Which lines in the records below contain the word "letter"? Copy each of them.

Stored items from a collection
════

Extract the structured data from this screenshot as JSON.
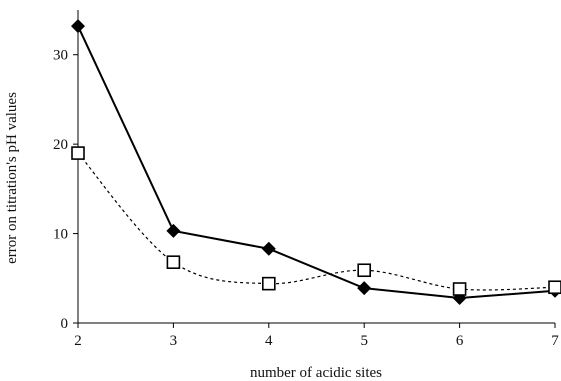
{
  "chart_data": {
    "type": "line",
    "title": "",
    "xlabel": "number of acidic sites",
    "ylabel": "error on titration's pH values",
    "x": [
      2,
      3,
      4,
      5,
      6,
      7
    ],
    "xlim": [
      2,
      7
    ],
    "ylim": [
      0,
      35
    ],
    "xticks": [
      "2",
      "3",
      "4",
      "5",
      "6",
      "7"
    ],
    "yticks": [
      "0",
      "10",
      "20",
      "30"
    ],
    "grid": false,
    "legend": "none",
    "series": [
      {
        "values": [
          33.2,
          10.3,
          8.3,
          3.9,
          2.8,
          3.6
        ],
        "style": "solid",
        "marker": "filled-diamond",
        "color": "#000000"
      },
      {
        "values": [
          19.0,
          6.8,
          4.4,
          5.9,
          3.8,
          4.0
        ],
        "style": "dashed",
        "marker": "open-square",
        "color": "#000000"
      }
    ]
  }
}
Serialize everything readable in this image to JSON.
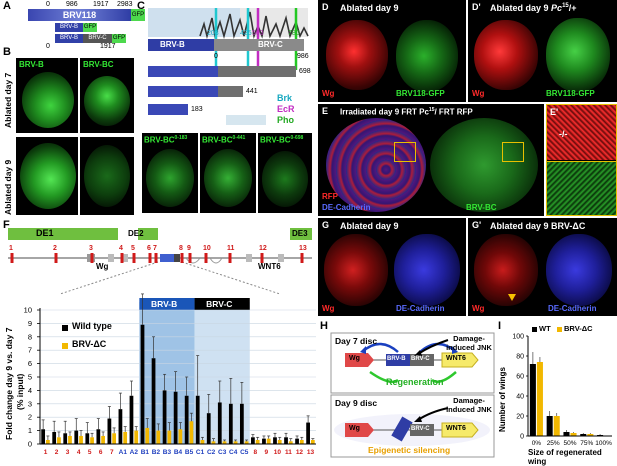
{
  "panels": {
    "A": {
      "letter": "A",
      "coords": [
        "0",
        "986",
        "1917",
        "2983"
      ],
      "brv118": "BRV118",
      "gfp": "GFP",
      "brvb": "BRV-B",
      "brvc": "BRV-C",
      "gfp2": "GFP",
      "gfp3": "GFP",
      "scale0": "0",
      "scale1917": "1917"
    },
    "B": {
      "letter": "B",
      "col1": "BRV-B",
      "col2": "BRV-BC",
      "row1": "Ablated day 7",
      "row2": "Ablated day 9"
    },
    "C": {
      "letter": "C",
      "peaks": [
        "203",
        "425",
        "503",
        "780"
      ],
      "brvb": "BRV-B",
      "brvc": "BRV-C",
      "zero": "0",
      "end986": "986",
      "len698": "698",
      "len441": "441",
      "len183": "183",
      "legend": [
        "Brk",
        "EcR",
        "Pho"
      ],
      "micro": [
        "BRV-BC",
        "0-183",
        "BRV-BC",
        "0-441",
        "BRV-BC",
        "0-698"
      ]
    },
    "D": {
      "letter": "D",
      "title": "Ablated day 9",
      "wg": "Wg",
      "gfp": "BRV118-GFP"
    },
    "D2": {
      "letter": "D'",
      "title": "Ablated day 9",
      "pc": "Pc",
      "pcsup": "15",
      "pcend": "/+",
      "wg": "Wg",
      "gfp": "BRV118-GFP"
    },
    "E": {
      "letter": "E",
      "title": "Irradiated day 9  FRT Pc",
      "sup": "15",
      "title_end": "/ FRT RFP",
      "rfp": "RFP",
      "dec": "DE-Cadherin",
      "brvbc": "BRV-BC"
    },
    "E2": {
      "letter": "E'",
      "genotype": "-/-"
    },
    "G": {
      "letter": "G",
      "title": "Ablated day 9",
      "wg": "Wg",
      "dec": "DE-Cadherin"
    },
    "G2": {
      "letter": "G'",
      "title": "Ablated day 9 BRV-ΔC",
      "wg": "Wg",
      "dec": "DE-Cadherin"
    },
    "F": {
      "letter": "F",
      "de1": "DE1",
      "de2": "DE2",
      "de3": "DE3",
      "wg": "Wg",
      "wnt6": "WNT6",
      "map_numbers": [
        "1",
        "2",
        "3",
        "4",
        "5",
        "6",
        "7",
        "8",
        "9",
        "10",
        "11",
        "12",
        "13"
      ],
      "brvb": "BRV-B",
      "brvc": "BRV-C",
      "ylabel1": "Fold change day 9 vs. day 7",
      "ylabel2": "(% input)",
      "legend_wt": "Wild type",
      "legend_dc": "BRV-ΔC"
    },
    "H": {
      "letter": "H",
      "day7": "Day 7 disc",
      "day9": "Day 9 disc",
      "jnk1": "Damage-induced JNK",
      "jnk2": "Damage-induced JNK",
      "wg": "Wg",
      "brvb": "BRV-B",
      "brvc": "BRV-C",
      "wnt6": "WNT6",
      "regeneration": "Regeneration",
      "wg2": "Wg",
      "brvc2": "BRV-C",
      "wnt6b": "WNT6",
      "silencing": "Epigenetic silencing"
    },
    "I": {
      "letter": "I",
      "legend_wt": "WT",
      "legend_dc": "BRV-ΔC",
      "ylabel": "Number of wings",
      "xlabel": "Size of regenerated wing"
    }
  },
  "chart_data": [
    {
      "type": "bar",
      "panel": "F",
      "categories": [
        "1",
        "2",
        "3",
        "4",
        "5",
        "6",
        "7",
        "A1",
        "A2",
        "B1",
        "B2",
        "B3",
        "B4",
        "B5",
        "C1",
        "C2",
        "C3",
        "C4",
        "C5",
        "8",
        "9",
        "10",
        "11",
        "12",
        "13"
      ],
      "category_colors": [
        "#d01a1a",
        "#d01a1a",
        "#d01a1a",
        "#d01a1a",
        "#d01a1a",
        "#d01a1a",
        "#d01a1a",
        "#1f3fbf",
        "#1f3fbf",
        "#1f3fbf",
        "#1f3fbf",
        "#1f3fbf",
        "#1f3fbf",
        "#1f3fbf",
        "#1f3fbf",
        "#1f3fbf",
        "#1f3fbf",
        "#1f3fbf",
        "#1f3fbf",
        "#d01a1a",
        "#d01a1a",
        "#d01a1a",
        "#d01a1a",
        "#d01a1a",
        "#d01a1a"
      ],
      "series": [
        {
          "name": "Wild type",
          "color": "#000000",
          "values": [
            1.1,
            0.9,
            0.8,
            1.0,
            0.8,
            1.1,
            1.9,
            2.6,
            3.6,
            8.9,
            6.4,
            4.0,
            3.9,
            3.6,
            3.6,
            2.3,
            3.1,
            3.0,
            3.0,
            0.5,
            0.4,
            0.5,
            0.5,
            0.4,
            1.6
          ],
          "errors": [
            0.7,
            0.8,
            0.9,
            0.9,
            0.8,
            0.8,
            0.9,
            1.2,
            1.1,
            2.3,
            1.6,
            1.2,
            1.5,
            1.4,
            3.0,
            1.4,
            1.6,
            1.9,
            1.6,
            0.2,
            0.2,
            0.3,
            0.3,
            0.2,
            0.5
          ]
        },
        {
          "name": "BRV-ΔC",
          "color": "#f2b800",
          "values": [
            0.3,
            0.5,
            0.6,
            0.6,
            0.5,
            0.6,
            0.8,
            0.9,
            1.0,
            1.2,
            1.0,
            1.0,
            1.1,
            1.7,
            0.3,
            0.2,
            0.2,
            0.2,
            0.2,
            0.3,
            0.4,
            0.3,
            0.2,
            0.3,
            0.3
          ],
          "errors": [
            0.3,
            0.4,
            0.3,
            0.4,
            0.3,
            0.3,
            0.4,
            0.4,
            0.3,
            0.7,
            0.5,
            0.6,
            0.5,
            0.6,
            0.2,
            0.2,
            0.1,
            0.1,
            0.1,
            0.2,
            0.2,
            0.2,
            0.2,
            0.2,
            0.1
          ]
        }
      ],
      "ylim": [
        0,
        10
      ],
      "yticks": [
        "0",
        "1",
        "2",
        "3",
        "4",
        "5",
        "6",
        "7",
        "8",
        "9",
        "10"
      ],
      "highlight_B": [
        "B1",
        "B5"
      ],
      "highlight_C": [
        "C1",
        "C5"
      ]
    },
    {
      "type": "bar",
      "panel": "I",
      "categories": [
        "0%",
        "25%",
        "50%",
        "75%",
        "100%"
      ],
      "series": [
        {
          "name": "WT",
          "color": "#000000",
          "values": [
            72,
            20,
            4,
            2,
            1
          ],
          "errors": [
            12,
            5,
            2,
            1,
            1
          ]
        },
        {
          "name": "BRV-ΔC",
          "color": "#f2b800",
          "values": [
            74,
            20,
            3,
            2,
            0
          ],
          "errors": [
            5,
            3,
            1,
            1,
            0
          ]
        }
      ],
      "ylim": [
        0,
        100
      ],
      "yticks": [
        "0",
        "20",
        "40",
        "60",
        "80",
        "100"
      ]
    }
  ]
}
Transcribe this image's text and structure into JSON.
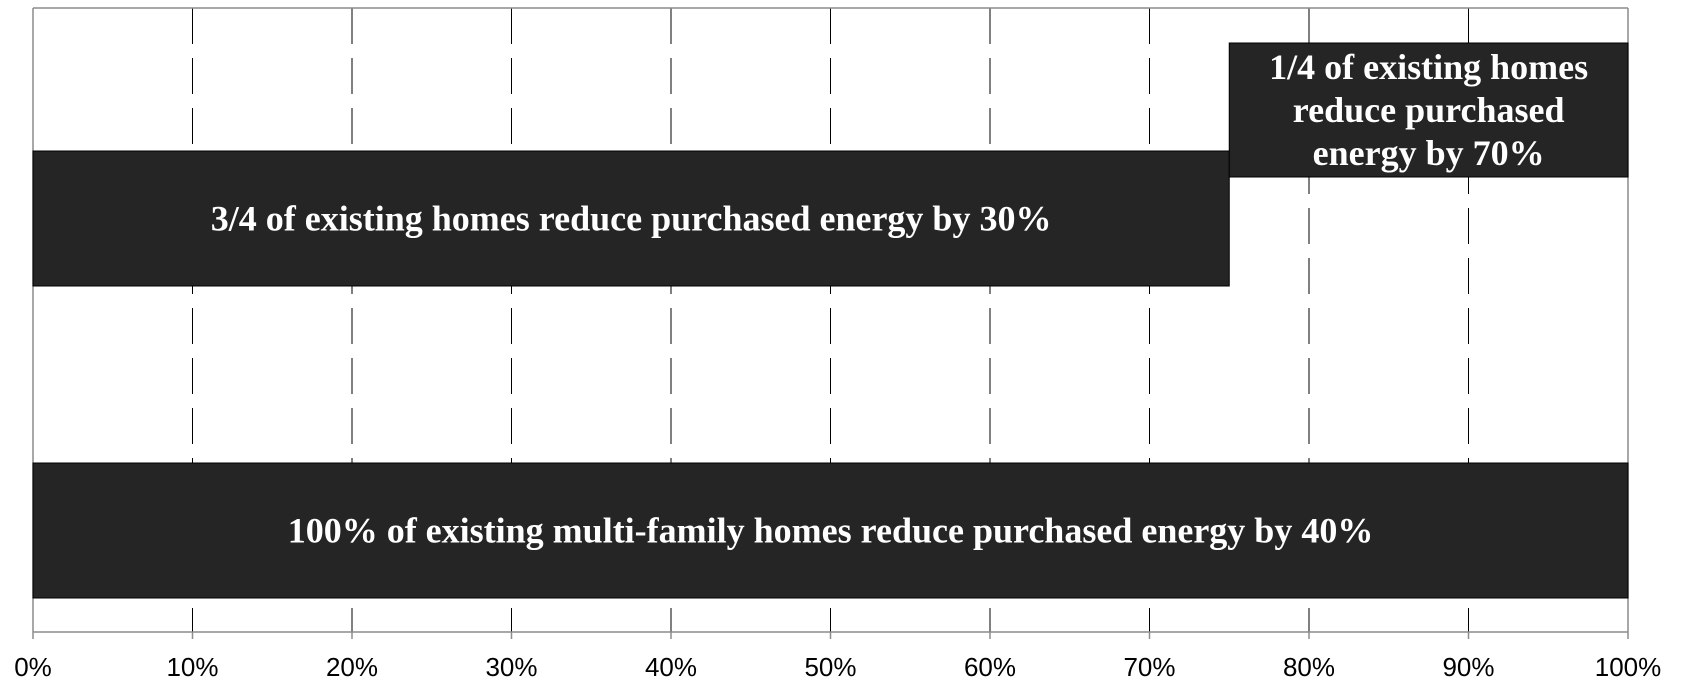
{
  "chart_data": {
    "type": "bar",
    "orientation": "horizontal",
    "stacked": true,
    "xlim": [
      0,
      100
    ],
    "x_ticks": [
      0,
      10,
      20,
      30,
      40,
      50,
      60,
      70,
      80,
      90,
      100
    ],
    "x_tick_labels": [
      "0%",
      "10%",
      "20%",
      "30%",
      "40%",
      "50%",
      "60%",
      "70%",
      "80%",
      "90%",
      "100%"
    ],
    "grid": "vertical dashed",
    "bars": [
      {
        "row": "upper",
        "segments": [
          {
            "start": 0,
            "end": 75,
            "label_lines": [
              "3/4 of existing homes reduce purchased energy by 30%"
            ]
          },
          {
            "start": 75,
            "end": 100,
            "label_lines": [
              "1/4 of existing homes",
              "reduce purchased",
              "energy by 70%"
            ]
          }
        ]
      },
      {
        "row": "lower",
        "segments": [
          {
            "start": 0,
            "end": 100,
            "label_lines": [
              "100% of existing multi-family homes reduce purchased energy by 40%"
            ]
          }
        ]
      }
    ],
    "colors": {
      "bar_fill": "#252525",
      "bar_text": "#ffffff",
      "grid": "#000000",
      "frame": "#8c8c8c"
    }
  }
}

════

* **Solution for this problem**:
      "letter": "A",
      "letter": "B",
      "letter": "C",
      "letter": "D",
      "letter": "D'",
      "letter": "E",
      "letter": "E'",
      "letter": "G",
      "letter": "G'",
      "letter": "F",
      "letter": "H",
      "letter": "I",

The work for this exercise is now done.